• **Exercise materials**
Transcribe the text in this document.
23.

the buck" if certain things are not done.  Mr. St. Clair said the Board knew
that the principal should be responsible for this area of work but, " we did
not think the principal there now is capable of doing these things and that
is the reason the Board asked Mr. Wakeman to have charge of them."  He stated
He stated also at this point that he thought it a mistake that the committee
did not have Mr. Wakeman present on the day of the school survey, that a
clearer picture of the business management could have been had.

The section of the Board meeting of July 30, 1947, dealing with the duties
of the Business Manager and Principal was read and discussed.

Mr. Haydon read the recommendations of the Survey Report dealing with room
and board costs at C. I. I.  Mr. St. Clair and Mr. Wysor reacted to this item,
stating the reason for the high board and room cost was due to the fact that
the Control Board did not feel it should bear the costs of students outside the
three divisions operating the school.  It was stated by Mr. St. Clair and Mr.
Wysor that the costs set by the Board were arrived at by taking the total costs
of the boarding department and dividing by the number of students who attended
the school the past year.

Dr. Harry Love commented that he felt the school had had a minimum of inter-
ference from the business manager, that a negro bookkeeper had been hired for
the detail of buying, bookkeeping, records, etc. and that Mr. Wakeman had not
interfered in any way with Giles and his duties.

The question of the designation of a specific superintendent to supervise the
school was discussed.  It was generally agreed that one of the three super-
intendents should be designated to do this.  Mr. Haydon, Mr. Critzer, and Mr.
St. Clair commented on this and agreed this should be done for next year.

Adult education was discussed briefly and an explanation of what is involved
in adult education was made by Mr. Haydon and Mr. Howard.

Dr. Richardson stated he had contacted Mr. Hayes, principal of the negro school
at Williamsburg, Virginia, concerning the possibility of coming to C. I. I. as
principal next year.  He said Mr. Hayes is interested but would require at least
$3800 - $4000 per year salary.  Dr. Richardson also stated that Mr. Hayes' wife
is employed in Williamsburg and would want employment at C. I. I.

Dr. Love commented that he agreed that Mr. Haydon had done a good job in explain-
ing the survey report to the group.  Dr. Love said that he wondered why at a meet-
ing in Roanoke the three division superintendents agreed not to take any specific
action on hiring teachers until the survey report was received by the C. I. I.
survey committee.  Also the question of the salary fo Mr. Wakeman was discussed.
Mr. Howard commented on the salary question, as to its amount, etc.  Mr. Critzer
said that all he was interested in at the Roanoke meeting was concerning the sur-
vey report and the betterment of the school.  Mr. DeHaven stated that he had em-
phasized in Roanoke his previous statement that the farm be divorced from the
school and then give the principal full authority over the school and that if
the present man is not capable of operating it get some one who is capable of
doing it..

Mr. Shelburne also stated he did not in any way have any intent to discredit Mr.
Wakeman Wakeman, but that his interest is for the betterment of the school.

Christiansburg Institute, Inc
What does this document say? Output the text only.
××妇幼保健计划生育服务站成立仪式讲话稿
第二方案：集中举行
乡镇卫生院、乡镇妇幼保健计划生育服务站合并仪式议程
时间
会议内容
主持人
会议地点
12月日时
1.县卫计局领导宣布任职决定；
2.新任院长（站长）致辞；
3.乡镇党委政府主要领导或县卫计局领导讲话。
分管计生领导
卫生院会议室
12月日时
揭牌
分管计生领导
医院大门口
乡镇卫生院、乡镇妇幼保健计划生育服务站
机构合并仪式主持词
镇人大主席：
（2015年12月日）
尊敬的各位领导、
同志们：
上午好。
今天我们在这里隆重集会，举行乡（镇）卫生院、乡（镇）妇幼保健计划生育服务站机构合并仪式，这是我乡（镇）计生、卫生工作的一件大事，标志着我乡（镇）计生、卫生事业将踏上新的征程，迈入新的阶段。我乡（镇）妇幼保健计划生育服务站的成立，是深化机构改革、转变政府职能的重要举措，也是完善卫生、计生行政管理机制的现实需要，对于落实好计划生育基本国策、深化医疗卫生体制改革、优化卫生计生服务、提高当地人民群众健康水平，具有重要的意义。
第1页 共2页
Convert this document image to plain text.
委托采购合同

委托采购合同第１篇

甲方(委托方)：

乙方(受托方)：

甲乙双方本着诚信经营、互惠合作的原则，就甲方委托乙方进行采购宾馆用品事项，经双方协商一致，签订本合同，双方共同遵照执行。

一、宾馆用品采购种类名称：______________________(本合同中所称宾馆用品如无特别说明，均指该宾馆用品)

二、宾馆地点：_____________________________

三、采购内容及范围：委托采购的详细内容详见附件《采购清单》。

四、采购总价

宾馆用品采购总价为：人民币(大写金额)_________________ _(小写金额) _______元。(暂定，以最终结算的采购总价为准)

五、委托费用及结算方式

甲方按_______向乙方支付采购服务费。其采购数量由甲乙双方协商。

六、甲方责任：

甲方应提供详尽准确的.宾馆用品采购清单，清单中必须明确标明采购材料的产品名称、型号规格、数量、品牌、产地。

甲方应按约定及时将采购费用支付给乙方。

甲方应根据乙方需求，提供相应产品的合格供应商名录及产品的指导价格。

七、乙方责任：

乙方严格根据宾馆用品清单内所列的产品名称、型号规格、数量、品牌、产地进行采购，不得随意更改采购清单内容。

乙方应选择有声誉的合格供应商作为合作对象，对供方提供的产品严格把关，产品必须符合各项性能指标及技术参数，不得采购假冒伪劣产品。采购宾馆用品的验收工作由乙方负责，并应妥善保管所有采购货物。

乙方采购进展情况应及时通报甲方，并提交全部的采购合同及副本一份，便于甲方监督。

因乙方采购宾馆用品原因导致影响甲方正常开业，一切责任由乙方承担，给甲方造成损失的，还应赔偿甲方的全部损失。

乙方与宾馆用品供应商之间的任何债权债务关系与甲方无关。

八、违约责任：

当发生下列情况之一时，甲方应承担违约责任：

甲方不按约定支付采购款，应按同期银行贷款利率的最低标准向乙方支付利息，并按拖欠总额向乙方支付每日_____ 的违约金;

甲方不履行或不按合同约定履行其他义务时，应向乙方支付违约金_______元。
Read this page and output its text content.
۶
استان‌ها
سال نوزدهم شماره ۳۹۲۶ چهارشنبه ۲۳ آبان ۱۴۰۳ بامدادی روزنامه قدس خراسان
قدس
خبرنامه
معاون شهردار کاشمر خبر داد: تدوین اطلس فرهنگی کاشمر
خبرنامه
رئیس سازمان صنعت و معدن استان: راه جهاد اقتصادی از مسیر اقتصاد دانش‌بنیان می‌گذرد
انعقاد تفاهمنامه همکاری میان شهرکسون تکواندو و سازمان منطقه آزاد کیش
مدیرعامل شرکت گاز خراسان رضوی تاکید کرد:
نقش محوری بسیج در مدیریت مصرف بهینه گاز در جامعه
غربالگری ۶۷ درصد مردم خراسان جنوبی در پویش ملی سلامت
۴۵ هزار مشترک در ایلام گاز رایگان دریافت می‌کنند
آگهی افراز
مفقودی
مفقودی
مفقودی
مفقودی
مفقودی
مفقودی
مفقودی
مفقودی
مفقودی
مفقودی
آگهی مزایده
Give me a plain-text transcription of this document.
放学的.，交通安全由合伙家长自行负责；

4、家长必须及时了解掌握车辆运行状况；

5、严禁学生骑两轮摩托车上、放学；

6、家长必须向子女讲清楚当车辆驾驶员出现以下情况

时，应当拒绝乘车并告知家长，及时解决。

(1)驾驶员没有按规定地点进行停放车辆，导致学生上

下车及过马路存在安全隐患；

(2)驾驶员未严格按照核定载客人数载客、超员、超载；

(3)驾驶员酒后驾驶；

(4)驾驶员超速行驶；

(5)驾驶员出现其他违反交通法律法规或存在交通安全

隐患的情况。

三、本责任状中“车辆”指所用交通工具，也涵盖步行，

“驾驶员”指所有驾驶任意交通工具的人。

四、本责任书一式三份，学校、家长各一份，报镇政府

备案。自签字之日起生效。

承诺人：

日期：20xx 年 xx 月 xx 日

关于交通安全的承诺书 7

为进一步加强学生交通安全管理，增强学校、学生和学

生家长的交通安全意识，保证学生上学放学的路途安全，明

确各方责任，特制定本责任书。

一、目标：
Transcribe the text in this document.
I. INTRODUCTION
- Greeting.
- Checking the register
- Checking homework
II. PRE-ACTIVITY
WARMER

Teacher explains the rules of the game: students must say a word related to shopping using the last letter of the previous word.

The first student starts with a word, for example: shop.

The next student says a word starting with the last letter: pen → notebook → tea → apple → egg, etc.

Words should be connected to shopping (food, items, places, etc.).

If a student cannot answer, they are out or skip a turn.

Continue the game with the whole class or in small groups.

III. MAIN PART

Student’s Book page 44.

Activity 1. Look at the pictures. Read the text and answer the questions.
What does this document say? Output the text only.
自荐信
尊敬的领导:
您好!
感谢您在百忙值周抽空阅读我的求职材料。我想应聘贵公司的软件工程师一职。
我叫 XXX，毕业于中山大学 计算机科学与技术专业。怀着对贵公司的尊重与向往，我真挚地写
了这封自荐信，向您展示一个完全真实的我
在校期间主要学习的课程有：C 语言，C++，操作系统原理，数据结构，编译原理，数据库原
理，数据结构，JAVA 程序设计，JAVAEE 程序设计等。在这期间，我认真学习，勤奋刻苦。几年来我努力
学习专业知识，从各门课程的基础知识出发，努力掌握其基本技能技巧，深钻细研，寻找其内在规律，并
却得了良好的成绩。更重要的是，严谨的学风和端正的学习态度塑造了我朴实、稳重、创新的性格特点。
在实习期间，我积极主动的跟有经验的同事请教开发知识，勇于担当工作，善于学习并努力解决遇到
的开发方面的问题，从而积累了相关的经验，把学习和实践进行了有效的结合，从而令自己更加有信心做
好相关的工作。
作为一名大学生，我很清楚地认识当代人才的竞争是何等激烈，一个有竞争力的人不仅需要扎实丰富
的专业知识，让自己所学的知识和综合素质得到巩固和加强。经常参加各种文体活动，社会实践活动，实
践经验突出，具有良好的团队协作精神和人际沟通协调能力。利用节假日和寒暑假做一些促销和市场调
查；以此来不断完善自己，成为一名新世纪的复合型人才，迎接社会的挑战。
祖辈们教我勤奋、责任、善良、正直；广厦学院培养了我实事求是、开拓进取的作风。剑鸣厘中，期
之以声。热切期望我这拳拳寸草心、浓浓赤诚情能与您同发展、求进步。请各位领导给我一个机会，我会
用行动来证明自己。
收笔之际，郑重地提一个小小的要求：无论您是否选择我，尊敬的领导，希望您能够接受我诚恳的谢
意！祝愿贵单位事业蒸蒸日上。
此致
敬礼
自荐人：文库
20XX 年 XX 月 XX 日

• **What needs to be done**
Identify and extract each line of the listing that contains "capable".

• **Exercise response**
not think the principal there now is capable of doing these things and that
the present man is not capable of operating it get some one who is capable of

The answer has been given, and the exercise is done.